Dataset items:
begin

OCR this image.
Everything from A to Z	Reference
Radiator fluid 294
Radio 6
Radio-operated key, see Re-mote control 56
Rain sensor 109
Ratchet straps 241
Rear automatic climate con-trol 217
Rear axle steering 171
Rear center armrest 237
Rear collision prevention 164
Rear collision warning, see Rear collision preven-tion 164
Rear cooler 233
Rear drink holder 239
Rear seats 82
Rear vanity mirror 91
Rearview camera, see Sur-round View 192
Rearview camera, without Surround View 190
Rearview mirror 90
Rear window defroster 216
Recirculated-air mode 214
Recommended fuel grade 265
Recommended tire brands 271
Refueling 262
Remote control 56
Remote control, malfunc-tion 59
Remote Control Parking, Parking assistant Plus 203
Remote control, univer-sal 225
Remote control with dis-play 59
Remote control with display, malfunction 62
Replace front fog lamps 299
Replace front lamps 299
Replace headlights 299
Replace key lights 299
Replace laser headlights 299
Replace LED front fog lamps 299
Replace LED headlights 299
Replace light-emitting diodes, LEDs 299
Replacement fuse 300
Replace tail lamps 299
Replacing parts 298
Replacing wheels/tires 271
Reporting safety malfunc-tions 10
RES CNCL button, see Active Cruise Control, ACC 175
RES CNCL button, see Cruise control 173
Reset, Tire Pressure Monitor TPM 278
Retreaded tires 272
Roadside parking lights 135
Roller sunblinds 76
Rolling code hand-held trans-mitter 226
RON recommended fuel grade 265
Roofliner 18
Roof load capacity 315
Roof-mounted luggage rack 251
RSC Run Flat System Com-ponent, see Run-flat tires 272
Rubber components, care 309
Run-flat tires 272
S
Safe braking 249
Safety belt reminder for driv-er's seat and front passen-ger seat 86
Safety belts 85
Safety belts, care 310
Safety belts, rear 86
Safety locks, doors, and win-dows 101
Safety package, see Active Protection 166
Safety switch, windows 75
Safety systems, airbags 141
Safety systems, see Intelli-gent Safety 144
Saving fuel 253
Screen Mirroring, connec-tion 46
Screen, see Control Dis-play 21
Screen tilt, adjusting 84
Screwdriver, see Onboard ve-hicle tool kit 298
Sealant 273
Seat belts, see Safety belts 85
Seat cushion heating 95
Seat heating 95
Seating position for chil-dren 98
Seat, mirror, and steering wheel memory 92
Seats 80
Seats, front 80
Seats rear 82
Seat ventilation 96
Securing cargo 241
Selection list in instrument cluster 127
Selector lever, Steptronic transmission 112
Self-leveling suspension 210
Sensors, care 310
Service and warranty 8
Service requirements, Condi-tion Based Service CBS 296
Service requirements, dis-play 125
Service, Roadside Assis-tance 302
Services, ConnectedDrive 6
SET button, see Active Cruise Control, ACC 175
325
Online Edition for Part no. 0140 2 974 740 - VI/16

end

What is expected: Among the lines above, determine how many hold the word "front"; report the figure alone.

Complete answer: 5